## Begin GIVEN RECORDS
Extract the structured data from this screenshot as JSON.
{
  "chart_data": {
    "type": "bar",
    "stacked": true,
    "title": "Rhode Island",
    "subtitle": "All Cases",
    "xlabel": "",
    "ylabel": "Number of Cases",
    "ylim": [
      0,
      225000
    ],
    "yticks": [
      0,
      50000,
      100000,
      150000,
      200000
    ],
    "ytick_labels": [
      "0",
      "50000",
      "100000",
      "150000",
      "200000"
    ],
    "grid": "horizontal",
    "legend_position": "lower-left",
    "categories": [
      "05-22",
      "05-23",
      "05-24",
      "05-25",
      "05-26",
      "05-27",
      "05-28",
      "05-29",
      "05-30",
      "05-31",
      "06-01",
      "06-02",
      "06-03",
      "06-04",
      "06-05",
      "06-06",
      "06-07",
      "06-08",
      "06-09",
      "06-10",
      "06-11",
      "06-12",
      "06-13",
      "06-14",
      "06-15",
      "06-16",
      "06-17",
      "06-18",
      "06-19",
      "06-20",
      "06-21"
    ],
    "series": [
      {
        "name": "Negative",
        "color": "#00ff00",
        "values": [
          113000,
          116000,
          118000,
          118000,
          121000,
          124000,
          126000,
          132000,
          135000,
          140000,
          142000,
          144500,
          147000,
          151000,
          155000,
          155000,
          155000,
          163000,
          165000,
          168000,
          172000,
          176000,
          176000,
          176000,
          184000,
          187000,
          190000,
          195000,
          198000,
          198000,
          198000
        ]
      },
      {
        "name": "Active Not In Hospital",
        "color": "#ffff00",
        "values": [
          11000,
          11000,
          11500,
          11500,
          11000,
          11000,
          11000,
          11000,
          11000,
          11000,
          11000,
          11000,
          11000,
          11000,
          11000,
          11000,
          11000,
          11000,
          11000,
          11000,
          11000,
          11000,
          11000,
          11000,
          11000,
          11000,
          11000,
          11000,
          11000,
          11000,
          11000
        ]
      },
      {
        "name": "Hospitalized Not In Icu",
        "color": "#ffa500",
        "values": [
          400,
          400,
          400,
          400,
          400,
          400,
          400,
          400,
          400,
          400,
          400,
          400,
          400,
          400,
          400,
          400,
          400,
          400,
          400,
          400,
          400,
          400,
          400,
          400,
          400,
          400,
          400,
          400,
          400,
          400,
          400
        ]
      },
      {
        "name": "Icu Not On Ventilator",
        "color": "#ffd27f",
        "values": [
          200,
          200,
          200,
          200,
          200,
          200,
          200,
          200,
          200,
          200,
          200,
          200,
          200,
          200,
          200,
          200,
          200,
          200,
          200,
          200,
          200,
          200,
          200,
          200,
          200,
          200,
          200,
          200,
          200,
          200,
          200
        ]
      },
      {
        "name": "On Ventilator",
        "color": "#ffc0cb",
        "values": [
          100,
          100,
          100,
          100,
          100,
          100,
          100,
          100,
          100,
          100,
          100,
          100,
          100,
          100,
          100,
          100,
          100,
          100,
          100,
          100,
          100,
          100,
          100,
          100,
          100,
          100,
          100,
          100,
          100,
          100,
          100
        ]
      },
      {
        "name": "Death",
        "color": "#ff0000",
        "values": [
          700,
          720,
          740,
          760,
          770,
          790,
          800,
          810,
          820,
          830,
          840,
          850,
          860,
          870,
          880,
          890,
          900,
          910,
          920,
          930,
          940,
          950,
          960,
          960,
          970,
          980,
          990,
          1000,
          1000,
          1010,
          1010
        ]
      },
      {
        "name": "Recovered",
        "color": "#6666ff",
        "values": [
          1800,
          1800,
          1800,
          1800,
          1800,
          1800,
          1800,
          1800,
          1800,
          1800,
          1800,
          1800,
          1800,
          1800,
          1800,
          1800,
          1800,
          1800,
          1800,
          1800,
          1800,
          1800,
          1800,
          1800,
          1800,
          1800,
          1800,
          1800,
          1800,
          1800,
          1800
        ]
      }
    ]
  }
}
## End GIVEN RECORDS
* _SHORT PROBLEM_
Extract all the entries word for word.

* _RESPONSE_
Extract the structured data from this screenshot as JSON.
{
  "chart_data": {
    "type": "bar",
    "stacked": true,
    "title": "Rhode Island",
    "subtitle": "All Cases",
    "xlabel": "",
    "ylabel": "Number of Cases",
    "ylim": [
      0,
      225000
    ],
    "yticks": [
      0,
      50000,
      100000,
      150000,
      200000
    ],
    "ytick_labels": [
      "0",
      "50000",
      "100000",
      "150000",
      "200000"
    ],
    "grid": "horizontal",
    "legend_position": "lower-left",
    "categories": [
      "05-22",
      "05-23",
      "05-24",
      "05-25",
      "05-26",
      "05-27",
      "05-28",
      "05-29",
      "05-30",
      "05-31",
      "06-01",
      "06-02",
      "06-03",
      "06-04",
      "06-05",
      "06-06",
      "06-07",
      "06-08",
      "06-09",
      "06-10",
      "06-11",
      "06-12",
      "06-13",
      "06-14",
      "06-15",
      "06-16",
      "06-17",
      "06-18",
      "06-19",
      "06-20",
      "06-21"
    ],
    "series": [
      {
        "name": "Negative",
        "color": "#00ff00",
        "values": [
          113000,
          116000,
          118000,
          118000,
          121000,
          124000,
          126000,
          132000,
          135000,
          140000,
          142000,
          144500,
          147000,
          151000,
          155000,
          155000,
          155000,
          163000,
          165000,
          168000,
          172000,
          176000,
          176000,
          176000,
          184000,
          187000,
          190000,
          195000,
          198000,
          198000,
          198000
        ]
      },
      {
        "name": "Active Not In Hospital",
        "color": "#ffff00",
        "values": [
          11000,
          11000,
          11500,
          11500,
          11000,
          11000,
          11000,
          11000,
          11000,
          11000,
          11000,
          11000,
          11000,
          11000,
          11000,
          11000,
          11000,
          11000,
          11000,
          11000,
          11000,
          11000,
          11000,
          11000,
          11000,
          11000,
          11000,
          11000,
          11000,
          11000,
          11000
        ]
      },
      {
        "name": "Hospitalized Not In Icu",
        "color": "#ffa500",
        "values": [
          400,
          400,
          400,
          400,
          400,
          400,
          400,
          400,
          400,
          400,
          400,
          400,
          400,
          400,
          400,
          400,
          400,
          400,
          400,
          400,
          400,
          400,
          400,
          400,
          400,
          400,
          400,
          400,
          400,
          400,
          400
        ]
      },
      {
        "name": "Icu Not On Ventilator",
        "color": "#ffd27f",
        "values": [
          200,
          200,
          200,
          200,
          200,
          200,
          200,
          200,
          200,
          200,
          200,
          200,
          200,
          200,
          200,
          200,
          200,
          200,
          200,
          200,
          200,
          200,
          200,
          200,
          200,
          200,
          200,
          200,
          200,
          200,
          200
        ]
      },
      {
        "name": "On Ventilator",
        "color": "#ffc0cb",
        "values": [
          100,
          100,
          100,
          100,
          100,
          100,
          100,
          100,
          100,
          100,
          100,
          100,
          100,
          100,
          100,
          100,
          100,
          100,
          100,
          100,
          100,
          100,
          100,
          100,
          100,
          100,
          100,
          100,
          100,
          100,
          100
        ]
      },
      {
        "name": "Death",
        "color": "#ff0000",
        "values": [
          700,
          720,
          740,
          760,
          770,
          790,
          800,
          810,
          820,
          830,
          840,
          850,
          860,
          870,
          880,
          890,
          900,
          910,
          920,
          930,
          940,
          950,
          960,
          960,
          970,
          980,
          990,
          1000,
          1000,
          1010,
          1010
        ]
      },
      {
        "name": "Recovered",
        "color": "#6666ff",
        "values": [
          1800,
          1800,
          1800,
          1800,
          1800,
          1800,
          1800,
          1800,
          1800,
          1800,
          1800,
          1800,
          1800,
          1800,
          1800,
          1800,
          1800,
          1800,
          1800,
          1800,
          1800,
          1800,
          1800,
          1800,
          1800,
          1800,
          1800,
          1800,
          1800,
          1800,
          1800
        ]
      }
    ]
  }
}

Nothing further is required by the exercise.